Begin RECORD SET

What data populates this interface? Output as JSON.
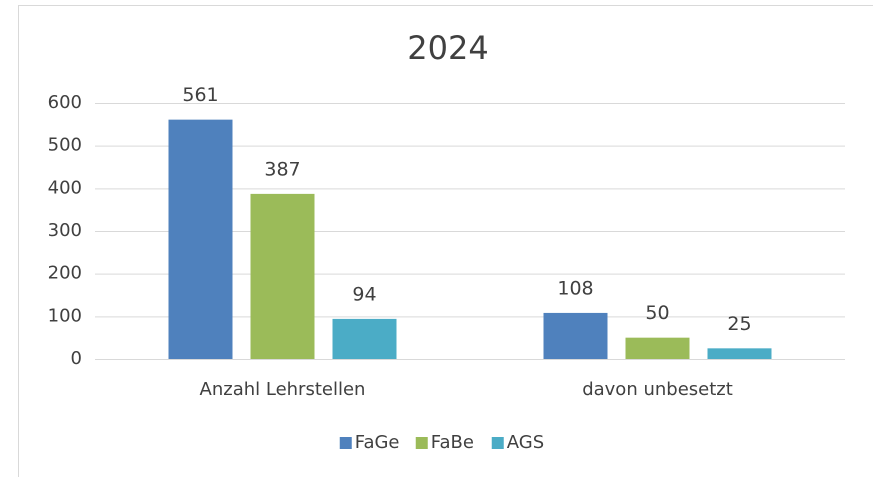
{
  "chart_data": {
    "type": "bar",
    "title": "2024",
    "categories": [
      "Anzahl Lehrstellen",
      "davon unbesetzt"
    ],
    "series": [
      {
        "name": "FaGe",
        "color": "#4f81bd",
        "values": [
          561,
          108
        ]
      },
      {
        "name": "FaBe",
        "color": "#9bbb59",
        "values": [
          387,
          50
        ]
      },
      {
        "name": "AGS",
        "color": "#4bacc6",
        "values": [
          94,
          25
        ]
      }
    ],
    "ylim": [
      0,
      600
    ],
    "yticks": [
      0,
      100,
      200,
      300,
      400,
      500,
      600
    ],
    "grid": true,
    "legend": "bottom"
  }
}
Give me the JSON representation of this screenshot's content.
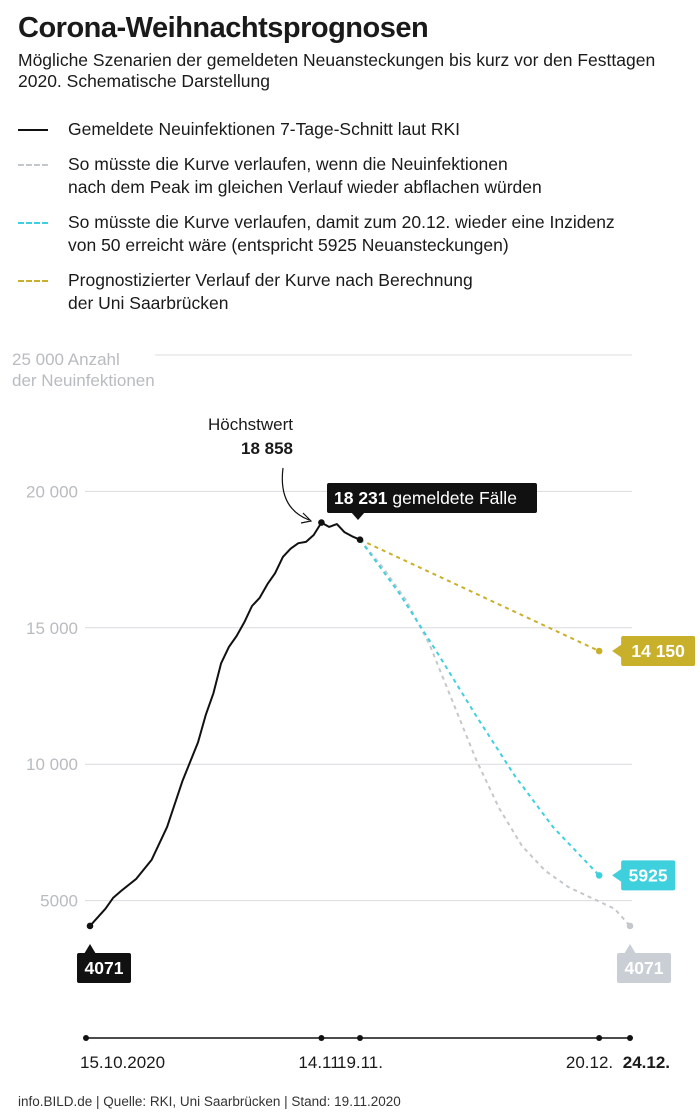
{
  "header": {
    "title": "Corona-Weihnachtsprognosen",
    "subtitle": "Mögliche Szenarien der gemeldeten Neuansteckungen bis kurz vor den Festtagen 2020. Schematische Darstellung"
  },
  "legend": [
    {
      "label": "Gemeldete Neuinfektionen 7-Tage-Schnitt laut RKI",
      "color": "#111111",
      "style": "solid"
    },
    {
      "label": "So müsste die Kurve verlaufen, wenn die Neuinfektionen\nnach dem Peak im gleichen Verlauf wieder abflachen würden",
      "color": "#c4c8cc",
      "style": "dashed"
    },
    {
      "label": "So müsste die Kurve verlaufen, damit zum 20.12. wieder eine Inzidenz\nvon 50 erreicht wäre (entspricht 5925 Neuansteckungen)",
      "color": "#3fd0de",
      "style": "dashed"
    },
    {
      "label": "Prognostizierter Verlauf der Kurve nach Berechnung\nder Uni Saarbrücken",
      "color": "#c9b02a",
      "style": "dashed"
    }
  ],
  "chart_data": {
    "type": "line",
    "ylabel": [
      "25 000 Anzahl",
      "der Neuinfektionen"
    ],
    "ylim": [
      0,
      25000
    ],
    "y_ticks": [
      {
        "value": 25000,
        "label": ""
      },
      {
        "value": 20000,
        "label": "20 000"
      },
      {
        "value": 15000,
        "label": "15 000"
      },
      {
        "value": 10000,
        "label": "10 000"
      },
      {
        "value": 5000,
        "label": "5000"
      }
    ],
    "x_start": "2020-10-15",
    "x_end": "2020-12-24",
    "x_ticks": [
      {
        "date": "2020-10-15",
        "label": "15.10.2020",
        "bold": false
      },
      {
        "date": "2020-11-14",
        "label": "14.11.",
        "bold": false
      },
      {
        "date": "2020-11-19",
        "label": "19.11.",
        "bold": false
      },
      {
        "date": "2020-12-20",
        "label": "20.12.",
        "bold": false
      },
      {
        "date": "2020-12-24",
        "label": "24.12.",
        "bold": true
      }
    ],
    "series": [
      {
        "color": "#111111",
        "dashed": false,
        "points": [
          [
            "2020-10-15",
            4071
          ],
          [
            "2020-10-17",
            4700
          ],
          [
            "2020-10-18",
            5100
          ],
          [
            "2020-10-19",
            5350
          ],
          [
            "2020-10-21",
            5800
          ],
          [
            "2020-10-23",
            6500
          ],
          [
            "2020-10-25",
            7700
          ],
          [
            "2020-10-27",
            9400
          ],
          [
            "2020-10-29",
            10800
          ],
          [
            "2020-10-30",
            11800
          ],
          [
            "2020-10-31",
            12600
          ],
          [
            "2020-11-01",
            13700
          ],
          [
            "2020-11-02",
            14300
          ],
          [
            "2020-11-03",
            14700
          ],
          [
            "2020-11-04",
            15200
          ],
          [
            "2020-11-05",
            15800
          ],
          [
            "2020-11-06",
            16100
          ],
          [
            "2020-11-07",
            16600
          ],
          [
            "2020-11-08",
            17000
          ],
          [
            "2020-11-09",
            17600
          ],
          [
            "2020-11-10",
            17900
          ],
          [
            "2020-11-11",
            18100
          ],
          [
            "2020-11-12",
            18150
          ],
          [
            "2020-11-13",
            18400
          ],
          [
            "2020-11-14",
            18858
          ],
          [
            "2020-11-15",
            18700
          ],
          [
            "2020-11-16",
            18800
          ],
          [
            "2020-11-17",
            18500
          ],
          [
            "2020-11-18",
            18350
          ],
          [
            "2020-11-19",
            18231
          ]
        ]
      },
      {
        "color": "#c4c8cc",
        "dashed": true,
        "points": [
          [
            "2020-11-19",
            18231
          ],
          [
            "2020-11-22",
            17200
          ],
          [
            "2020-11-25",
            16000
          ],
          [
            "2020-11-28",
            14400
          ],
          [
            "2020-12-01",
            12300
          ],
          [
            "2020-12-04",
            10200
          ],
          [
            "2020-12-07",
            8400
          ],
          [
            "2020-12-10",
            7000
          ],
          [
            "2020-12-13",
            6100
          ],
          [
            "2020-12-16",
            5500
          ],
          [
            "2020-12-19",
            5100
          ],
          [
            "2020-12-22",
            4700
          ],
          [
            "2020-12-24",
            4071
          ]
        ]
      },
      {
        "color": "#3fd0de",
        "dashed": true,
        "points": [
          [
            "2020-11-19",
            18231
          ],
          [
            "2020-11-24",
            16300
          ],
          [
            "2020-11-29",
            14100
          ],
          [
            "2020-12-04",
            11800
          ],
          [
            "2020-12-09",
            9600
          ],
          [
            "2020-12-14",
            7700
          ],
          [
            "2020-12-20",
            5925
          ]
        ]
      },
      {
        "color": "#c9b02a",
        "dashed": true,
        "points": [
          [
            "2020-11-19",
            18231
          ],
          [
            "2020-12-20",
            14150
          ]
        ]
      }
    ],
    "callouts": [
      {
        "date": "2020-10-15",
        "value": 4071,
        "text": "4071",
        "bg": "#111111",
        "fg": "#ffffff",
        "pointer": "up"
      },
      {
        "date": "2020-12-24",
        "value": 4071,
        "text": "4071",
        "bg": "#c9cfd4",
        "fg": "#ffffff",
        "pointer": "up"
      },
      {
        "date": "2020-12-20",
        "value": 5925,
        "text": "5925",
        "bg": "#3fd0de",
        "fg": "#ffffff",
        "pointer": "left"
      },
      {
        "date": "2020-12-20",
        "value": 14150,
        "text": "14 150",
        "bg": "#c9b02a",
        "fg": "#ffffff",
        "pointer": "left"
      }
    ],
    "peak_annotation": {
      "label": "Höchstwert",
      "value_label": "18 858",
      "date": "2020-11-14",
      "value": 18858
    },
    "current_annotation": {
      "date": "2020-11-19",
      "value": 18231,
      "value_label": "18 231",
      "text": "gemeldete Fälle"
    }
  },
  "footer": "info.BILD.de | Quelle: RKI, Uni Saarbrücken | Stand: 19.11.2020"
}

End RECORD SET

GOAL OF THE EXERCISE:
Repeat all of the entries word for word, but omit the pictures.

TASK SOLUTION:
What data populates this interface? Output as JSON.
{
  "chart_data": {
    "type": "bar",
    "title": "2024",
    "categories": [
      "Anzahl Lehrstellen",
      "davon unbesetzt"
    ],
    "series": [
      {
        "name": "FaGe",
        "color": "#4f81bd",
        "values": [
          561,
          108
        ]
      },
      {
        "name": "FaBe",
        "color": "#9bbb59",
        "values": [
          387,
          50
        ]
      },
      {
        "name": "AGS",
        "color": "#4bacc6",
        "values": [
          94,
          25
        ]
      }
    ],
    "ylim": [
      0,
      600
    ],
    "yticks": [
      0,
      100,
      200,
      300,
      400,
      500,
      600
    ],
    "grid": true,
    "legend": "bottom"
  }
}
Give me the JSON representation of this screenshot's content.
{
  "header": {
    "title": "Corona-Weihnachtsprognosen",
    "subtitle": "Mögliche Szenarien der gemeldeten Neuansteckungen bis kurz vor den Festtagen 2020. Schematische Darstellung"
  },
  "legend": [
    {
      "label": "Gemeldete Neuinfektionen 7-Tage-Schnitt laut RKI",
      "color": "#111111",
      "style": "solid"
    },
    {
      "label": "So müsste die Kurve verlaufen, wenn die Neuinfektionen\nnach dem Peak im gleichen Verlauf wieder abflachen würden",
      "color": "#c4c8cc",
      "style": "dashed"
    },
    {
      "label": "So müsste die Kurve verlaufen, damit zum 20.12. wieder eine Inzidenz\nvon 50 erreicht wäre (entspricht 5925 Neuansteckungen)",
      "color": "#3fd0de",
      "style": "dashed"
    },
    {
      "label": "Prognostizierter Verlauf der Kurve nach Berechnung\nder Uni Saarbrücken",
      "color": "#c9b02a",
      "style": "dashed"
    }
  ],
  "chart_data": {
    "type": "line",
    "ylabel": [
      "25 000 Anzahl",
      "der Neuinfektionen"
    ],
    "ylim": [
      0,
      25000
    ],
    "y_ticks": [
      {
        "value": 25000,
        "label": ""
      },
      {
        "value": 20000,
        "label": "20 000"
      },
      {
        "value": 15000,
        "label": "15 000"
      },
      {
        "value": 10000,
        "label": "10 000"
      },
      {
        "value": 5000,
        "label": "5000"
      }
    ],
    "x_start": "2020-10-15",
    "x_end": "2020-12-24",
    "x_ticks": [
      {
        "date": "2020-10-15",
        "label": "15.10.2020",
        "bold": false
      },
      {
        "date": "2020-11-14",
        "label": "14.11.",
        "bold": false
      },
      {
        "date": "2020-11-19",
        "label": "19.11.",
        "bold": false
      },
      {
        "date": "2020-12-20",
        "label": "20.12.",
        "bold": false
      },
      {
        "date": "2020-12-24",
        "label": "24.12.",
        "bold": true
      }
    ],
    "series": [
      {
        "color": "#111111",
        "dashed": false,
        "points": [
          [
            "2020-10-15",
            4071
          ],
          [
            "2020-10-17",
            4700
          ],
          [
            "2020-10-18",
            5100
          ],
          [
            "2020-10-19",
            5350
          ],
          [
            "2020-10-21",
            5800
          ],
          [
            "2020-10-23",
            6500
          ],
          [
            "2020-10-25",
            7700
          ],
          [
            "2020-10-27",
            9400
          ],
          [
            "2020-10-29",
            10800
          ],
          [
            "2020-10-30",
            11800
          ],
          [
            "2020-10-31",
            12600
          ],
          [
            "2020-11-01",
            13700
          ],
          [
            "2020-11-02",
            14300
          ],
          [
            "2020-11-03",
            14700
          ],
          [
            "2020-11-04",
            15200
          ],
          [
            "2020-11-05",
            15800
          ],
          [
            "2020-11-06",
            16100
          ],
          [
            "2020-11-07",
            16600
          ],
          [
            "2020-11-08",
            17000
          ],
          [
            "2020-11-09",
            17600
          ],
          [
            "2020-11-10",
            17900
          ],
          [
            "2020-11-11",
            18100
          ],
          [
            "2020-11-12",
            18150
          ],
          [
            "2020-11-13",
            18400
          ],
          [
            "2020-11-14",
            18858
          ],
          [
            "2020-11-15",
            18700
          ],
          [
            "2020-11-16",
            18800
          ],
          [
            "2020-11-17",
            18500
          ],
          [
            "2020-11-18",
            18350
          ],
          [
            "2020-11-19",
            18231
          ]
        ]
      },
      {
        "color": "#c4c8cc",
        "dashed": true,
        "points": [
          [
            "2020-11-19",
            18231
          ],
          [
            "2020-11-22",
            17200
          ],
          [
            "2020-11-25",
            16000
          ],
          [
            "2020-11-28",
            14400
          ],
          [
            "2020-12-01",
            12300
          ],
          [
            "2020-12-04",
            10200
          ],
          [
            "2020-12-07",
            8400
          ],
          [
            "2020-12-10",
            7000
          ],
          [
            "2020-12-13",
            6100
          ],
          [
            "2020-12-16",
            5500
          ],
          [
            "2020-12-19",
            5100
          ],
          [
            "2020-12-22",
            4700
          ],
          [
            "2020-12-24",
            4071
          ]
        ]
      },
      {
        "color": "#3fd0de",
        "dashed": true,
        "points": [
          [
            "2020-11-19",
            18231
          ],
          [
            "2020-11-24",
            16300
          ],
          [
            "2020-11-29",
            14100
          ],
          [
            "2020-12-04",
            11800
          ],
          [
            "2020-12-09",
            9600
          ],
          [
            "2020-12-14",
            7700
          ],
          [
            "2020-12-20",
            5925
          ]
        ]
      },
      {
        "color": "#c9b02a",
        "dashed": true,
        "points": [
          [
            "2020-11-19",
            18231
          ],
          [
            "2020-12-20",
            14150
          ]
        ]
      }
    ],
    "callouts": [
      {
        "date": "2020-10-15",
        "value": 4071,
        "text": "4071",
        "bg": "#111111",
        "fg": "#ffffff",
        "pointer": "up"
      },
      {
        "date": "2020-12-24",
        "value": 4071,
        "text": "4071",
        "bg": "#c9cfd4",
        "fg": "#ffffff",
        "pointer": "up"
      },
      {
        "date": "2020-12-20",
        "value": 5925,
        "text": "5925",
        "bg": "#3fd0de",
        "fg": "#ffffff",
        "pointer": "left"
      },
      {
        "date": "2020-12-20",
        "value": 14150,
        "text": "14 150",
        "bg": "#c9b02a",
        "fg": "#ffffff",
        "pointer": "left"
      }
    ],
    "peak_annotation": {
      "label": "Höchstwert",
      "value_label": "18 858",
      "date": "2020-11-14",
      "value": 18858
    },
    "current_annotation": {
      "date": "2020-11-19",
      "value": 18231,
      "value_label": "18 231",
      "text": "gemeldete Fälle"
    }
  },
  "footer": "info.BILD.de | Quelle: RKI, Uni Saarbrücken | Stand: 19.11.2020"
}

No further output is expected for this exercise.